[Exercise] Copy every line from the data below in which the string "工资及社会保障缴费增加等" can be found.

[Records provided]
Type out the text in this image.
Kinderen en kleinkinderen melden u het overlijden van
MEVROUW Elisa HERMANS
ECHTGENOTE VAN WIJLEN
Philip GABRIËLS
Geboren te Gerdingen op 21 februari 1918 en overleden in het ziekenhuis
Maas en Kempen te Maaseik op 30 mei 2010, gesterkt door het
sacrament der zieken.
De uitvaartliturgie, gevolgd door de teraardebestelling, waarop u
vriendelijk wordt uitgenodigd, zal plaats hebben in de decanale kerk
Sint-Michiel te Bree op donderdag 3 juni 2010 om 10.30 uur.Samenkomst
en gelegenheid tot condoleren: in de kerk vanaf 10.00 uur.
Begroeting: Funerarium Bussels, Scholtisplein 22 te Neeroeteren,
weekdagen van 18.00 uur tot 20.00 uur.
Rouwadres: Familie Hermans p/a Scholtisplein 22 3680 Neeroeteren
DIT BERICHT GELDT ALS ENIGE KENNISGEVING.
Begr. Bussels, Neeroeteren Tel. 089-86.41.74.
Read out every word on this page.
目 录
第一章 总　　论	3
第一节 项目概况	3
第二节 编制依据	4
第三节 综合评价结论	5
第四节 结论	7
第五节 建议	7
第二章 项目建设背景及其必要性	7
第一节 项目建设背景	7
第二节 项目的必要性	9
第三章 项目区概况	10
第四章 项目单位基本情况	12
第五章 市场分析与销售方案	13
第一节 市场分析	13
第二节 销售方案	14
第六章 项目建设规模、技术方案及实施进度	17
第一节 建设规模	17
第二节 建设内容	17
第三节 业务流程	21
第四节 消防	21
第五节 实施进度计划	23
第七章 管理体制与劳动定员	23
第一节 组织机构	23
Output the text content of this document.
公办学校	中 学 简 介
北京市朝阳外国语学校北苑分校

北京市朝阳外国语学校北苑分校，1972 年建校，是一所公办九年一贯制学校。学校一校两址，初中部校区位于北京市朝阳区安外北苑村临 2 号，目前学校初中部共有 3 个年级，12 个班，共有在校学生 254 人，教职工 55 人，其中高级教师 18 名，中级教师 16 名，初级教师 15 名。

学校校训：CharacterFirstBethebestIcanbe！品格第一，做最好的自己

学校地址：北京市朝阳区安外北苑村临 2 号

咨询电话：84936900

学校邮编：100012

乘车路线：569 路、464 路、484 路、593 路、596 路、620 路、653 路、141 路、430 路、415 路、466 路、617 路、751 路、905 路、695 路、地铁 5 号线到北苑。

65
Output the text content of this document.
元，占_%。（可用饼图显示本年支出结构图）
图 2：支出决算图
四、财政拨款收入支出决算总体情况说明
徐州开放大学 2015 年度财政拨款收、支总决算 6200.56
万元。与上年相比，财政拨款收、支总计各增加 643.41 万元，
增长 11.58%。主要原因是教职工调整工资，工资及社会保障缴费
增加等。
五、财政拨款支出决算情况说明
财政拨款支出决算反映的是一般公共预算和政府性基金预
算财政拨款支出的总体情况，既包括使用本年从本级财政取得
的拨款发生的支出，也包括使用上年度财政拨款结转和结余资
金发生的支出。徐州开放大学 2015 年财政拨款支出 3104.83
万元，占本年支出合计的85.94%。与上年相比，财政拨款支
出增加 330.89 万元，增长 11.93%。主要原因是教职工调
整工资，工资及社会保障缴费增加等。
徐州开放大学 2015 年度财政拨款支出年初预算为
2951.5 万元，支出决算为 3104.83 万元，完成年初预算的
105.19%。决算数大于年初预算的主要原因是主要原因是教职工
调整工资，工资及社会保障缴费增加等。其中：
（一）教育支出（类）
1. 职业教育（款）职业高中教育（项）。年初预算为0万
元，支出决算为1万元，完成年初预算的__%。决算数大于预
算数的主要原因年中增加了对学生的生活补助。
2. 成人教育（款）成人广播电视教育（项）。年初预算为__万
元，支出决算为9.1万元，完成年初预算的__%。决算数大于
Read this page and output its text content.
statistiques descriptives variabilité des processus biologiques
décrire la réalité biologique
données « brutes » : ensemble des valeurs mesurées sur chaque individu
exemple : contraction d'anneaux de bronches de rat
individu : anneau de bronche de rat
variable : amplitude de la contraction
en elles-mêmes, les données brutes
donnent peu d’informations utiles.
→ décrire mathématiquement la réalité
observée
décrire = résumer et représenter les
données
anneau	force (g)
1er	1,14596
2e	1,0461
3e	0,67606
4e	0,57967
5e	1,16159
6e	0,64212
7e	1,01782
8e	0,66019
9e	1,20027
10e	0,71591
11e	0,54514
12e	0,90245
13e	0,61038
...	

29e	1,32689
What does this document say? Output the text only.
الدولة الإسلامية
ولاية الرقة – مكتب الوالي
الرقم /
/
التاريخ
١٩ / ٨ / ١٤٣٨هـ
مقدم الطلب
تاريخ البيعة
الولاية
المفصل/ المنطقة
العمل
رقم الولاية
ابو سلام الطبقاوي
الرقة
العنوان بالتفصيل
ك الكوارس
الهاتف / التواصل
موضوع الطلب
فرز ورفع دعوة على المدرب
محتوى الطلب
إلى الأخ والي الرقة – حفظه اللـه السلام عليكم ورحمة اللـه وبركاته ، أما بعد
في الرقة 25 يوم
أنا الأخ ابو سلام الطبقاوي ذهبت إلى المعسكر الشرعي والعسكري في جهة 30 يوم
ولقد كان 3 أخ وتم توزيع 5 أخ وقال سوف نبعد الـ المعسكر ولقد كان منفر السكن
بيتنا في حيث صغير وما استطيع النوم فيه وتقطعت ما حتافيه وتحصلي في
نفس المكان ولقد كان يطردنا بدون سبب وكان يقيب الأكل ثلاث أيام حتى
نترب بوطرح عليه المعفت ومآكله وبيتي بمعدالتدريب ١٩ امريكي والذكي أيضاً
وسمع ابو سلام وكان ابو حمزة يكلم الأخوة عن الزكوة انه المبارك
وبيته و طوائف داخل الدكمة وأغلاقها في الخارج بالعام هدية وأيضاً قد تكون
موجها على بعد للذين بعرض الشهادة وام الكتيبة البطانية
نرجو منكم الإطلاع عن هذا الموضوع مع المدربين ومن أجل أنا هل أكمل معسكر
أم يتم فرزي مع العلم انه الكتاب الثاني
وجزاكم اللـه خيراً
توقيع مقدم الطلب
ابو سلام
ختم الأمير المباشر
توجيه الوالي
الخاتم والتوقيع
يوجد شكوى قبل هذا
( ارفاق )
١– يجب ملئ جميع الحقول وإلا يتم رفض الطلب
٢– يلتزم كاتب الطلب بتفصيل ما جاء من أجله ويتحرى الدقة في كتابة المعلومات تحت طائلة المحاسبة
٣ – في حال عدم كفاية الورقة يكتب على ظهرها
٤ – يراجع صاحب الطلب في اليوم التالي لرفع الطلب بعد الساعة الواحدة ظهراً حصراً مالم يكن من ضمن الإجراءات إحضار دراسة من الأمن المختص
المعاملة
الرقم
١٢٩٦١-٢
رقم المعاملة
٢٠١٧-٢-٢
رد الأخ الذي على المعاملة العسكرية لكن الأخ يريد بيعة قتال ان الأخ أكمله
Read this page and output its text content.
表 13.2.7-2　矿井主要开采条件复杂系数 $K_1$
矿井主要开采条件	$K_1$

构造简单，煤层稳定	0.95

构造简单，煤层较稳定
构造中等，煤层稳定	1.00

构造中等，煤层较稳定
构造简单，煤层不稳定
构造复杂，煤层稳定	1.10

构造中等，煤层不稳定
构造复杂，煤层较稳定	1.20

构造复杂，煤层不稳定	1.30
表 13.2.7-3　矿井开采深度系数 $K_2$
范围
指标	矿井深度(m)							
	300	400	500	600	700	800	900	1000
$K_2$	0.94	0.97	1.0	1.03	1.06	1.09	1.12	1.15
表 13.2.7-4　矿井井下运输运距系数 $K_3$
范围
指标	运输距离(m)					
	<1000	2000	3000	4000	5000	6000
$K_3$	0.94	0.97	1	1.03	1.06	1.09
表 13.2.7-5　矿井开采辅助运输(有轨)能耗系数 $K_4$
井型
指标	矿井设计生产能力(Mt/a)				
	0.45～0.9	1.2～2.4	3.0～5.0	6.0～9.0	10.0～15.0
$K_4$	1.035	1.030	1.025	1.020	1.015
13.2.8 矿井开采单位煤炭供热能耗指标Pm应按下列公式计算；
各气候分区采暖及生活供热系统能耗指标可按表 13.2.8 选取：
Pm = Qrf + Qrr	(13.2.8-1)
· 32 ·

[The output]
整工资，工资及社会保障缴费增加等。
调整工资，工资及社会保障缴费增加等。其中：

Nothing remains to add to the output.